___ Entries supplied
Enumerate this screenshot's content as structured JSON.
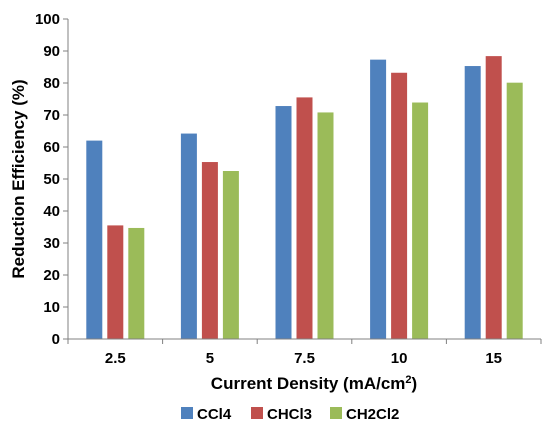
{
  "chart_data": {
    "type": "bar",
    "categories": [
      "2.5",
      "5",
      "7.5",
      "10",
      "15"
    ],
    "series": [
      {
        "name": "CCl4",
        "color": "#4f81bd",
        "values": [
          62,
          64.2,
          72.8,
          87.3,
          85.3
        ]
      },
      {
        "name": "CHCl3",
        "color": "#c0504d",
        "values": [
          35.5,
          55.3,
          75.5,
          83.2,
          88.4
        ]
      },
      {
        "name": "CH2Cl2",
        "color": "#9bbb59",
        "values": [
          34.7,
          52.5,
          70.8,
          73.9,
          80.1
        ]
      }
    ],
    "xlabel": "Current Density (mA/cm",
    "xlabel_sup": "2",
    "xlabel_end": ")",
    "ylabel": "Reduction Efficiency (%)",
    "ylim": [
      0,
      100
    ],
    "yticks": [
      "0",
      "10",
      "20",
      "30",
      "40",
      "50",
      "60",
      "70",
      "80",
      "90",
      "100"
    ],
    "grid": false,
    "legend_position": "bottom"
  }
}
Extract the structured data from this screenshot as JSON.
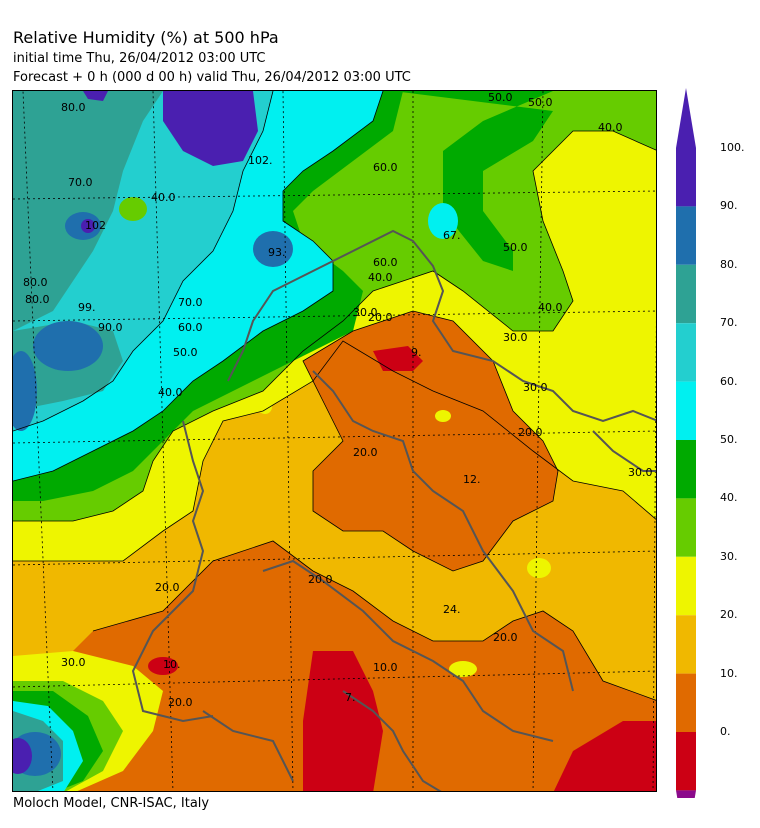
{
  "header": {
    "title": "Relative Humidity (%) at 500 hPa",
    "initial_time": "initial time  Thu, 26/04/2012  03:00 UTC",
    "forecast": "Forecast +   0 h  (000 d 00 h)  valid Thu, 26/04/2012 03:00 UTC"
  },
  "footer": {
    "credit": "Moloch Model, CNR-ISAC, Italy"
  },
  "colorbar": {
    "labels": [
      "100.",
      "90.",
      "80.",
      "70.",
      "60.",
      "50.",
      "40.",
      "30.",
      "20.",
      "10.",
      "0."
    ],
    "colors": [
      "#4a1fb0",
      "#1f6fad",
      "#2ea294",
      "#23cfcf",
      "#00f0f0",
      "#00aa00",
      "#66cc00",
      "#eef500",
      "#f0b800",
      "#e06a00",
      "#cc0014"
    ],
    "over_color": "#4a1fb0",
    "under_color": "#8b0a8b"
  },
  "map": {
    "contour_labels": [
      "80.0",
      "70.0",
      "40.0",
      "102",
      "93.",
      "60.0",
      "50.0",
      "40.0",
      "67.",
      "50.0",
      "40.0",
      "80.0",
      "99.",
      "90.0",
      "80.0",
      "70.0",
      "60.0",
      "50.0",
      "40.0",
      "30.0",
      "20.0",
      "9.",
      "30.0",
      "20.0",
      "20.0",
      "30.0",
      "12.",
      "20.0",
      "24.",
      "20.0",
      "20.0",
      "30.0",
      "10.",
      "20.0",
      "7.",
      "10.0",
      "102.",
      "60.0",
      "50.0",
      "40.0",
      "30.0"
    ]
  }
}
______
- [Task requirements] Repeat the records word for word. Any picture in them should be left out.

- [Task answer]
Enumerate this screenshot's content as structured JSON.
{
  "chart_data": {
    "type": "bar",
    "categories": [
      "2.5",
      "5",
      "7.5",
      "10",
      "15"
    ],
    "series": [
      {
        "name": "CCl4",
        "color": "#4f81bd",
        "values": [
          62,
          64.2,
          72.8,
          87.3,
          85.3
        ]
      },
      {
        "name": "CHCl3",
        "color": "#c0504d",
        "values": [
          35.5,
          55.3,
          75.5,
          83.2,
          88.4
        ]
      },
      {
        "name": "CH2Cl2",
        "color": "#9bbb59",
        "values": [
          34.7,
          52.5,
          70.8,
          73.9,
          80.1
        ]
      }
    ],
    "xlabel": "Current Density (mA/cm",
    "xlabel_sup": "2",
    "xlabel_end": ")",
    "ylabel": "Reduction Efficiency (%)",
    "ylim": [
      0,
      100
    ],
    "yticks": [
      "0",
      "10",
      "20",
      "30",
      "40",
      "50",
      "60",
      "70",
      "80",
      "90",
      "100"
    ],
    "grid": false,
    "legend_position": "bottom"
  }
}
Extract the structured data from this screenshot as JSON.
{
  "header": {
    "title": "Relative Humidity (%) at 500 hPa",
    "initial_time": "initial time  Thu, 26/04/2012  03:00 UTC",
    "forecast": "Forecast +   0 h  (000 d 00 h)  valid Thu, 26/04/2012 03:00 UTC"
  },
  "footer": {
    "credit": "Moloch Model, CNR-ISAC, Italy"
  },
  "colorbar": {
    "labels": [
      "100.",
      "90.",
      "80.",
      "70.",
      "60.",
      "50.",
      "40.",
      "30.",
      "20.",
      "10.",
      "0."
    ],
    "colors": [
      "#4a1fb0",
      "#1f6fad",
      "#2ea294",
      "#23cfcf",
      "#00f0f0",
      "#00aa00",
      "#66cc00",
      "#eef500",
      "#f0b800",
      "#e06a00",
      "#cc0014"
    ],
    "over_color": "#4a1fb0",
    "under_color": "#8b0a8b"
  },
  "map": {
    "contour_labels": [
      "80.0",
      "70.0",
      "40.0",
      "102",
      "93.",
      "60.0",
      "50.0",
      "40.0",
      "67.",
      "50.0",
      "40.0",
      "80.0",
      "99.",
      "90.0",
      "80.0",
      "70.0",
      "60.0",
      "50.0",
      "40.0",
      "30.0",
      "20.0",
      "9.",
      "30.0",
      "20.0",
      "20.0",
      "30.0",
      "12.",
      "20.0",
      "24.",
      "20.0",
      "20.0",
      "30.0",
      "10.",
      "20.0",
      "7.",
      "10.0",
      "102.",
      "60.0",
      "50.0",
      "40.0",
      "30.0"
    ]
  }
}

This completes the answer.